**Required task:**
Pick out every line holding the string "єктів" and copy it.

Stored records
***

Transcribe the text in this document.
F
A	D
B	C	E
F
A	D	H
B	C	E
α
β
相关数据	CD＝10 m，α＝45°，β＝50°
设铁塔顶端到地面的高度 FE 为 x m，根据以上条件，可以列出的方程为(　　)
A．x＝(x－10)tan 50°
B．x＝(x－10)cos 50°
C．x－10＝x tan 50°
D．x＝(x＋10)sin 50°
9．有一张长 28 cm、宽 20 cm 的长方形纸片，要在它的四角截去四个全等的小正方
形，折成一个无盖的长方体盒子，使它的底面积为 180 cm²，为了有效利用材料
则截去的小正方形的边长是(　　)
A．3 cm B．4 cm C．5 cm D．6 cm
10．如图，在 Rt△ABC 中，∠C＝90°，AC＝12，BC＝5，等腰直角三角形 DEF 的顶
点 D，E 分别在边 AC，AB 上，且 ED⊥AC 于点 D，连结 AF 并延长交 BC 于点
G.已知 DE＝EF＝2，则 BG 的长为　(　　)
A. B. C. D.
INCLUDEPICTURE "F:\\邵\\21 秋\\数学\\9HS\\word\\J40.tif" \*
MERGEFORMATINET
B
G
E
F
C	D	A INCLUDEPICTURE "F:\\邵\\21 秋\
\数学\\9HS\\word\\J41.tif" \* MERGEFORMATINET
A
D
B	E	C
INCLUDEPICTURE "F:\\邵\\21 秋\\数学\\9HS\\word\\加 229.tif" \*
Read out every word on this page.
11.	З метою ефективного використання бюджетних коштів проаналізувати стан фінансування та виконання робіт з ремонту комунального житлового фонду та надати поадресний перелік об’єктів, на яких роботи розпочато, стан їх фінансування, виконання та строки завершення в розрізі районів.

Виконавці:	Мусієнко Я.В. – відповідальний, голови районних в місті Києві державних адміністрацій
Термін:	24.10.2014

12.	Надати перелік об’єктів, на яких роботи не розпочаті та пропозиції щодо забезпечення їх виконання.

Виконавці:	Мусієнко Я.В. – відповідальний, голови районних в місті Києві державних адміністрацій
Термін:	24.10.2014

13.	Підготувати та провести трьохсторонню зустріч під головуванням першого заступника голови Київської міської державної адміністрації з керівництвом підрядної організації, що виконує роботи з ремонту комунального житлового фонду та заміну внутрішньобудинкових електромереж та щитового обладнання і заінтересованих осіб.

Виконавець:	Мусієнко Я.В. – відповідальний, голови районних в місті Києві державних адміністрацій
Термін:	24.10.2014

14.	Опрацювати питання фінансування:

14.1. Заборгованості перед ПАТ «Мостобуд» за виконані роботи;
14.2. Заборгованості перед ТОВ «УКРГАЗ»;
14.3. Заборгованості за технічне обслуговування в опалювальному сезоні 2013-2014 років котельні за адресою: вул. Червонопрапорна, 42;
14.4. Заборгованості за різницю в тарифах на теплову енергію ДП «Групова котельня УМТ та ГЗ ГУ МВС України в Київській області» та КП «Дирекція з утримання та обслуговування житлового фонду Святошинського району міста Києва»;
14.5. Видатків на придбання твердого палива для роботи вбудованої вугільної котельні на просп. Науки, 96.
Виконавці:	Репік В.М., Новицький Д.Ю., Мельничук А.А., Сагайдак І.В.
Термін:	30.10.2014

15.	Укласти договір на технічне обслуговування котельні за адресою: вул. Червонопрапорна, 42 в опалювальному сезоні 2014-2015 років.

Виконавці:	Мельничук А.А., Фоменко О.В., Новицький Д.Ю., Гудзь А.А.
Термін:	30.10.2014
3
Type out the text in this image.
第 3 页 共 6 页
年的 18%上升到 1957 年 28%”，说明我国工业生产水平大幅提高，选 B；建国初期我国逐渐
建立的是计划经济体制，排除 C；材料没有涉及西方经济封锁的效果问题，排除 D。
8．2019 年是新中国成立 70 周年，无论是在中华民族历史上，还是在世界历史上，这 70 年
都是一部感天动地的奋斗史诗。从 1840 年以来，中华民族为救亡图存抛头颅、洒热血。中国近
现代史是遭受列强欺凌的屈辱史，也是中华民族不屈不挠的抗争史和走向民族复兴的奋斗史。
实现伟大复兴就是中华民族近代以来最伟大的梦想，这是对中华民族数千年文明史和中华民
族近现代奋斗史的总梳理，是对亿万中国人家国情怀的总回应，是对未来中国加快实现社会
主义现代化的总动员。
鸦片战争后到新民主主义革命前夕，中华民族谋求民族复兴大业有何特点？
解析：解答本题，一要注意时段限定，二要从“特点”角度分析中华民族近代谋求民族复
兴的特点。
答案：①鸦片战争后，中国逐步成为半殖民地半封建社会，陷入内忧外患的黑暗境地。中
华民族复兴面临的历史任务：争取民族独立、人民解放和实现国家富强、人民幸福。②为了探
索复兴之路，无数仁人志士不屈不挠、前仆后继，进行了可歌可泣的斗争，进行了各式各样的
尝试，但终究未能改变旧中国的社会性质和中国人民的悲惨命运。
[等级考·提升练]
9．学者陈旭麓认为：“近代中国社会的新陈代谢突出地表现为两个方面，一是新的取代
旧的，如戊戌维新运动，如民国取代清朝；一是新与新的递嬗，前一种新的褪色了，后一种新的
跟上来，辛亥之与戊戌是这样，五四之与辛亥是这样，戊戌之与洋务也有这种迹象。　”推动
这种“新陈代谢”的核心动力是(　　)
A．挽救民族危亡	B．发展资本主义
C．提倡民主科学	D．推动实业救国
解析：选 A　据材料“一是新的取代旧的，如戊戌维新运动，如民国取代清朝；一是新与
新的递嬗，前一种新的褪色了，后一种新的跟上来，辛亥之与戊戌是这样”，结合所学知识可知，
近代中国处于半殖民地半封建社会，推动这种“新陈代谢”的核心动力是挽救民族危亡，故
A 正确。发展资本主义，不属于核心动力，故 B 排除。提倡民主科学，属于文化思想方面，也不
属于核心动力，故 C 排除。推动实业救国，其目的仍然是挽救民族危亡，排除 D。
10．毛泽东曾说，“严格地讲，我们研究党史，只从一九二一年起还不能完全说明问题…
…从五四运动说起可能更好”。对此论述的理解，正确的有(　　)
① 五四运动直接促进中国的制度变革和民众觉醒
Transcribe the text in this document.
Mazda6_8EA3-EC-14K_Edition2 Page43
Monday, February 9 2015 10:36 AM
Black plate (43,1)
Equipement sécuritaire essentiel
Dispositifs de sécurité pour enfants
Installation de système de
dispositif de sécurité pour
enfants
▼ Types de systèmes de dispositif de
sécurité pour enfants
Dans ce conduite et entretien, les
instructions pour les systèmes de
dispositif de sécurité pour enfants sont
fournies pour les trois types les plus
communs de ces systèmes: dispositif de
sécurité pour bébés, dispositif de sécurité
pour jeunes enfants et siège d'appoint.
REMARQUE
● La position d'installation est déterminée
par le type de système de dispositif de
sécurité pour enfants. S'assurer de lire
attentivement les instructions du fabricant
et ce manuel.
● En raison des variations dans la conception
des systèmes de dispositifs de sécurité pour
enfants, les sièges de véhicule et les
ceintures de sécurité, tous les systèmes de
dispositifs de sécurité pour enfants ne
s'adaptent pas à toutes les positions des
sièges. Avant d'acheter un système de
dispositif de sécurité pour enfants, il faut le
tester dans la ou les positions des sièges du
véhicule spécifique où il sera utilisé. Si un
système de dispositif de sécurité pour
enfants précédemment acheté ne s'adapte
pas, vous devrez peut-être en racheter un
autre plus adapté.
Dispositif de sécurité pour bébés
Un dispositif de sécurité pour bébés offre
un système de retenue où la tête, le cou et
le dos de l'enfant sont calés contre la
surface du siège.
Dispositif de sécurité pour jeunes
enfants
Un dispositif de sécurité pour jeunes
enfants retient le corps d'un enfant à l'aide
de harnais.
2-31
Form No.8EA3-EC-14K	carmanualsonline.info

***

**Problem solution:**
11.	З метою ефективного використання бюджетних коштів проаналізувати стан фінансування та виконання робіт з ремонту комунального житлового фонду та надати поадресний перелік об’єктів, на яких роботи розпочато, стан їх фінансування, виконання та строки завершення в розрізі районів.
12.	Надати перелік об’єктів, на яких роботи не розпочаті та пропозиції щодо забезпечення їх виконання.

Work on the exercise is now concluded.